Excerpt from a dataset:
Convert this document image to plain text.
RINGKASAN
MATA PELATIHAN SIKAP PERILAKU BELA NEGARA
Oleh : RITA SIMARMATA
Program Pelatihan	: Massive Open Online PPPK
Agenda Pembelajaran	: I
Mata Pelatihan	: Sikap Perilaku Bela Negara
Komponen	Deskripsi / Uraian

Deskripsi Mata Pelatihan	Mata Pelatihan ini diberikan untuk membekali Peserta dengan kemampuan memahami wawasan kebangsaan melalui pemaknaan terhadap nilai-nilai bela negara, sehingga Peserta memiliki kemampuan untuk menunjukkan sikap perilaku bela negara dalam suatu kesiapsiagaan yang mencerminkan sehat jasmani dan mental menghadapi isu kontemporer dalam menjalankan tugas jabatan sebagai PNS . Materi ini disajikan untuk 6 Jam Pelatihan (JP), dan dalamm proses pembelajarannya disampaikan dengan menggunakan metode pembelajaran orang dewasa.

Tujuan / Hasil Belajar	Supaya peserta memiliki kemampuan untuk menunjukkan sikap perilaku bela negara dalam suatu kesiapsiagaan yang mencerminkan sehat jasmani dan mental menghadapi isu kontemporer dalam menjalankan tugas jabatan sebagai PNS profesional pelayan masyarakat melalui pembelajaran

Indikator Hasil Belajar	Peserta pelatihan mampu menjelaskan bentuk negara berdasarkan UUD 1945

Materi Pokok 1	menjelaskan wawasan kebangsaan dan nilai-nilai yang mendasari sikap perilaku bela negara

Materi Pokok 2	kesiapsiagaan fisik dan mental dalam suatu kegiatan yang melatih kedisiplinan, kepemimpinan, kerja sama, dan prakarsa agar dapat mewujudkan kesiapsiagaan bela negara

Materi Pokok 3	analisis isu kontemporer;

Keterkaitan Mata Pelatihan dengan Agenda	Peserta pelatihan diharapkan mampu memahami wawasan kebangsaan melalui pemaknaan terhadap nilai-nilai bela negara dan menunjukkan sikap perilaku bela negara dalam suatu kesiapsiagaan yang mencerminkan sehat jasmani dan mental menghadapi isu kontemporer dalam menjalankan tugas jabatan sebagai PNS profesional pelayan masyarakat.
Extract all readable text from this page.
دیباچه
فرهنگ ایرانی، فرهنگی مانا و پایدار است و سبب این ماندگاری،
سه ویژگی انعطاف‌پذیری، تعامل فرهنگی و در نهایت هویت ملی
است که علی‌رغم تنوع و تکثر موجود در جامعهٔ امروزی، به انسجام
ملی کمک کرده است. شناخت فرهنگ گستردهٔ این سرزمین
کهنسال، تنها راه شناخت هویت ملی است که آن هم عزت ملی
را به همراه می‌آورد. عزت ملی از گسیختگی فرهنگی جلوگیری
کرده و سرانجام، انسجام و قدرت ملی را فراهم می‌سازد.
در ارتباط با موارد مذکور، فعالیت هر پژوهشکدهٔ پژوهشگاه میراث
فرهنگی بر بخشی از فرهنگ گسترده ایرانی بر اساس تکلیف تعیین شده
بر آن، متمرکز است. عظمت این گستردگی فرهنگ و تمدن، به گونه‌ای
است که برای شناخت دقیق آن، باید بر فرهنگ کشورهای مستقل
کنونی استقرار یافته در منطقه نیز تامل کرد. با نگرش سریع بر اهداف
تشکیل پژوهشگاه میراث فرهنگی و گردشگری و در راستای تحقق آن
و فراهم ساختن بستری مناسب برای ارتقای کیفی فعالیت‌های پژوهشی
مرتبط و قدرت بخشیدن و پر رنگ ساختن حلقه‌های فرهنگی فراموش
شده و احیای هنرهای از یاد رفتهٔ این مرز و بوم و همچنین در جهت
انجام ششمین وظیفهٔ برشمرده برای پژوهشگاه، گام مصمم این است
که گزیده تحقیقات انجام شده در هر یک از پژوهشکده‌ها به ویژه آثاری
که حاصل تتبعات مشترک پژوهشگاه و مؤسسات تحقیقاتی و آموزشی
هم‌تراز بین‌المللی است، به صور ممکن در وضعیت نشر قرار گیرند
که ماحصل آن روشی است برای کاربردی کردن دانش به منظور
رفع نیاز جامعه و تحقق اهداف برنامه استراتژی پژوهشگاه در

• **PROBLEM DESCRIPTION**: Collect the lines that hold "text".

• **ANSWER TO THIS PROBLEM**:
Convert this document image to plain text.
Extract all readable text from this page.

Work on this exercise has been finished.